* STATED GOAL: For each line of the data below that holds "Billing", copy the line.

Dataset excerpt

= = =

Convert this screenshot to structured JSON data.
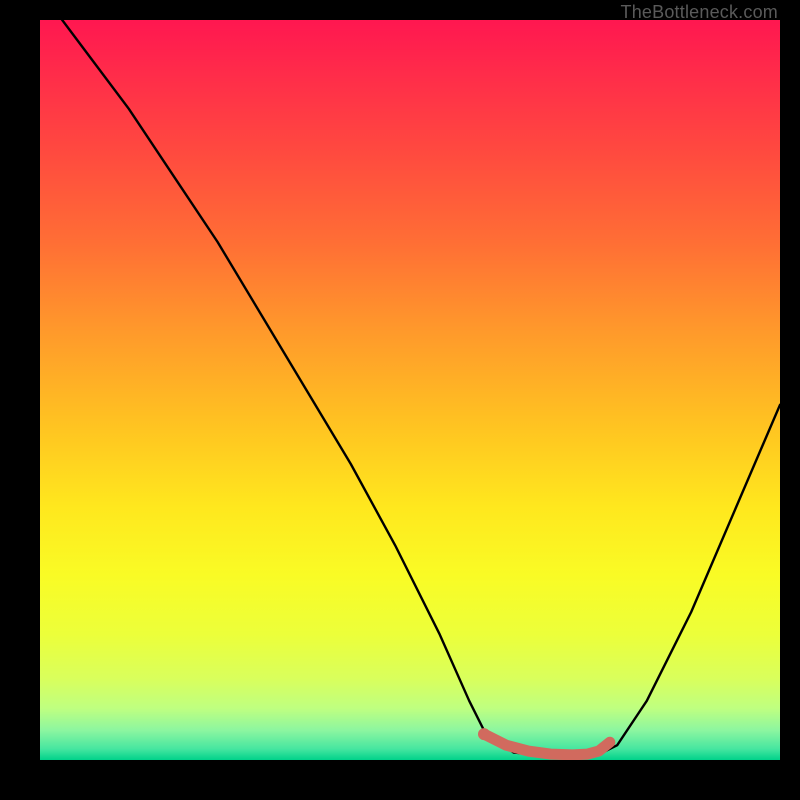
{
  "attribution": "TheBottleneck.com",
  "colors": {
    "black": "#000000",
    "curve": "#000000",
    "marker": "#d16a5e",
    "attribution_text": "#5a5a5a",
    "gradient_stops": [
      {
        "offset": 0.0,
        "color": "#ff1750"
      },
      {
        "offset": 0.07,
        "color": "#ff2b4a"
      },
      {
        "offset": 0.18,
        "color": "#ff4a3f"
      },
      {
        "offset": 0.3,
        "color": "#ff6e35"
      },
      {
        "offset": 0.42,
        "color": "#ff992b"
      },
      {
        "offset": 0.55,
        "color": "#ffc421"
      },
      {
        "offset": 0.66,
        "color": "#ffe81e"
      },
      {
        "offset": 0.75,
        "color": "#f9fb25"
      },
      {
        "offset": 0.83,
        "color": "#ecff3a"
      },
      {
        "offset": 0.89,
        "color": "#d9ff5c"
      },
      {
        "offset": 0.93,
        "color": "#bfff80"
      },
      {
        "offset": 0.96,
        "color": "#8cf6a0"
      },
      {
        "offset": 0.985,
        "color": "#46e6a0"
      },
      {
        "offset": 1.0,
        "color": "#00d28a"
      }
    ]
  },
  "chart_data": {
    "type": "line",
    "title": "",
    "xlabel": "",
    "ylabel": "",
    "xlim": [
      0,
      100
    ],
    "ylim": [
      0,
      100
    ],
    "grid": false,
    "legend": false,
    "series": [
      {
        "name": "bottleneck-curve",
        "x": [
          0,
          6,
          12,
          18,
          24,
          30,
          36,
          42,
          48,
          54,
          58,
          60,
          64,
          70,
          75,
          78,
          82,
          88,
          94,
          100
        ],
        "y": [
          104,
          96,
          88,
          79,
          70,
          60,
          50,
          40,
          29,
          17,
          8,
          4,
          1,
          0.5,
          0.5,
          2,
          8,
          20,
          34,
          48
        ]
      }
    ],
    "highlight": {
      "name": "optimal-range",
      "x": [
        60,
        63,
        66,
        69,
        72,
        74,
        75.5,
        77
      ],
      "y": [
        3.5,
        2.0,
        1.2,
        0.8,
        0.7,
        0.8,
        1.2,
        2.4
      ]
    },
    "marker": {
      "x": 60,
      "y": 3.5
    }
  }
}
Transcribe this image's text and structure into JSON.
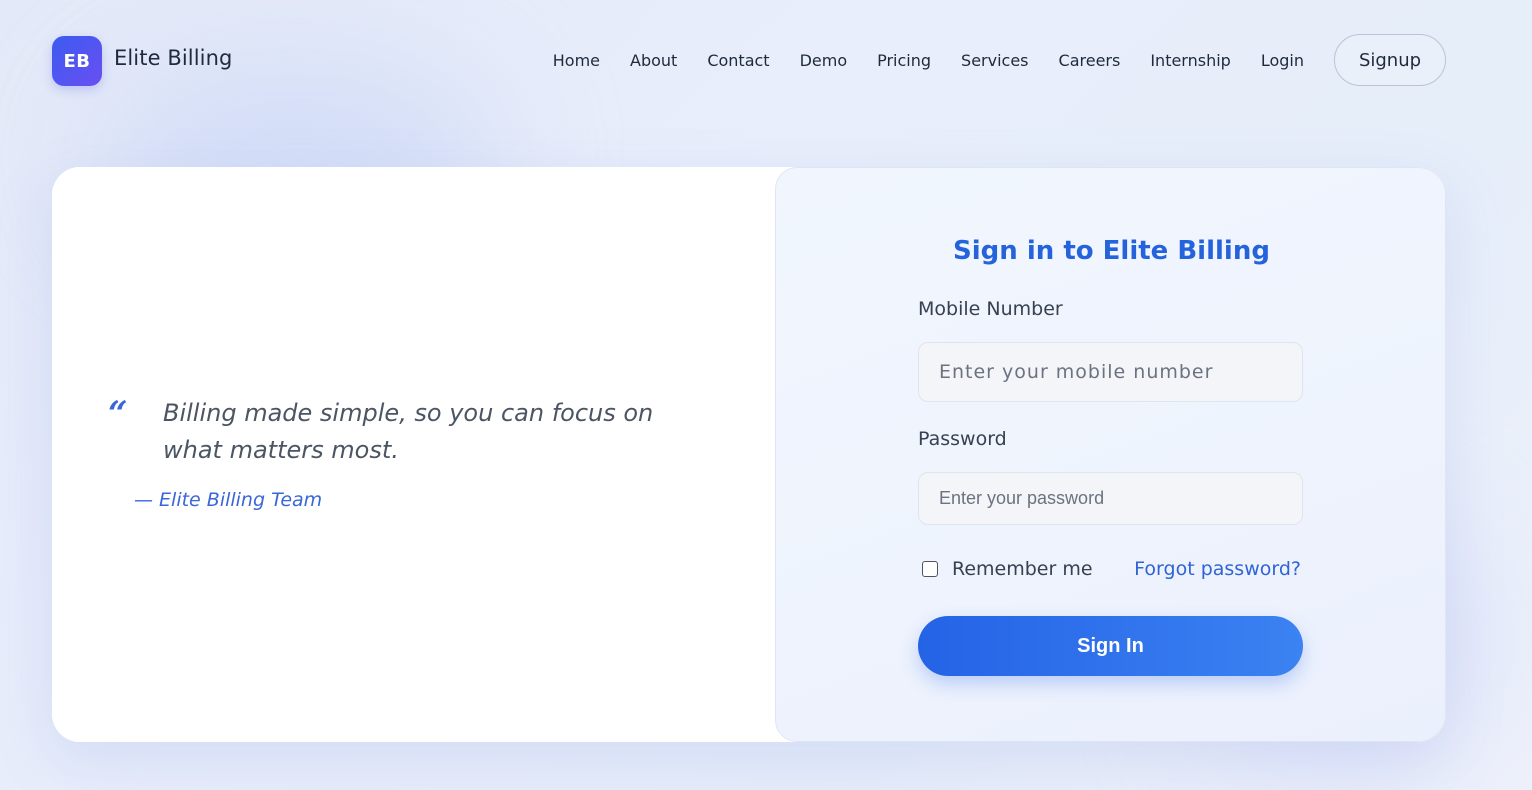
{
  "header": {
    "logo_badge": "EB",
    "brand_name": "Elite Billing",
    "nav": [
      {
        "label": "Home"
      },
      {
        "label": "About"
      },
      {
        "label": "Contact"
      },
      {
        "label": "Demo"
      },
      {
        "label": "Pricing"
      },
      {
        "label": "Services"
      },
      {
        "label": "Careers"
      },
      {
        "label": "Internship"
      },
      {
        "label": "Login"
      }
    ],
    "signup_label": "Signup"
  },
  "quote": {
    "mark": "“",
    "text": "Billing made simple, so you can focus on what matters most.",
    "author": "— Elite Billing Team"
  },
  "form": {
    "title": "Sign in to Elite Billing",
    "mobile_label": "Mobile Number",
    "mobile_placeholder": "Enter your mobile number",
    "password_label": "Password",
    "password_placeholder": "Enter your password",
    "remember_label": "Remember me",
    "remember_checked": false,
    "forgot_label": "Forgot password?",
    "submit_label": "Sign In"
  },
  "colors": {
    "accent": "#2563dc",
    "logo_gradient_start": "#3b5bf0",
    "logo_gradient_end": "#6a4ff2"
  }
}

= = =

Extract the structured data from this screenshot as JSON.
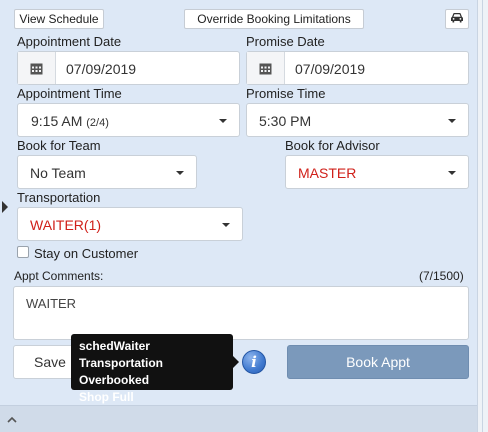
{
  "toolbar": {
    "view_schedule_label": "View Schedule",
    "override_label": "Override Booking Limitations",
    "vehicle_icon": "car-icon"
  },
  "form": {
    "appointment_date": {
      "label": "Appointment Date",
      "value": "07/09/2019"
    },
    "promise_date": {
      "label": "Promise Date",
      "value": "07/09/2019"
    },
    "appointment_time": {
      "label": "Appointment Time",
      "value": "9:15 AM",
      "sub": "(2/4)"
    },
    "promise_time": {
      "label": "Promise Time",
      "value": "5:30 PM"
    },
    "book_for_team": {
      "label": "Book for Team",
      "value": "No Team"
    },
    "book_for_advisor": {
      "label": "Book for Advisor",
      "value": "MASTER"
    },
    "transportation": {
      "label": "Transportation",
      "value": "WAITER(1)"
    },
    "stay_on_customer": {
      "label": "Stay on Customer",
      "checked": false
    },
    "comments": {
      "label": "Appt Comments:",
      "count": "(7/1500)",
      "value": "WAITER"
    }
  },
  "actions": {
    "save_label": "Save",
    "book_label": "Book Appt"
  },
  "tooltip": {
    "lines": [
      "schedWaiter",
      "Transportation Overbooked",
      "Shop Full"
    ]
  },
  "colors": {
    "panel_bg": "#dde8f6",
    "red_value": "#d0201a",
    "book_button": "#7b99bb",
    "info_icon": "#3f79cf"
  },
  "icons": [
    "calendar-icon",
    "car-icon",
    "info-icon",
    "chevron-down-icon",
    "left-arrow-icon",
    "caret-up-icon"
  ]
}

= = =

* TASK RESULT:
    "brand_name": "Elite Billing",
    "text": "Billing made simple, so you can focus on what matters most.",
    "author": "— Elite Billing Team"
    "title": "Sign in to Elite Billing",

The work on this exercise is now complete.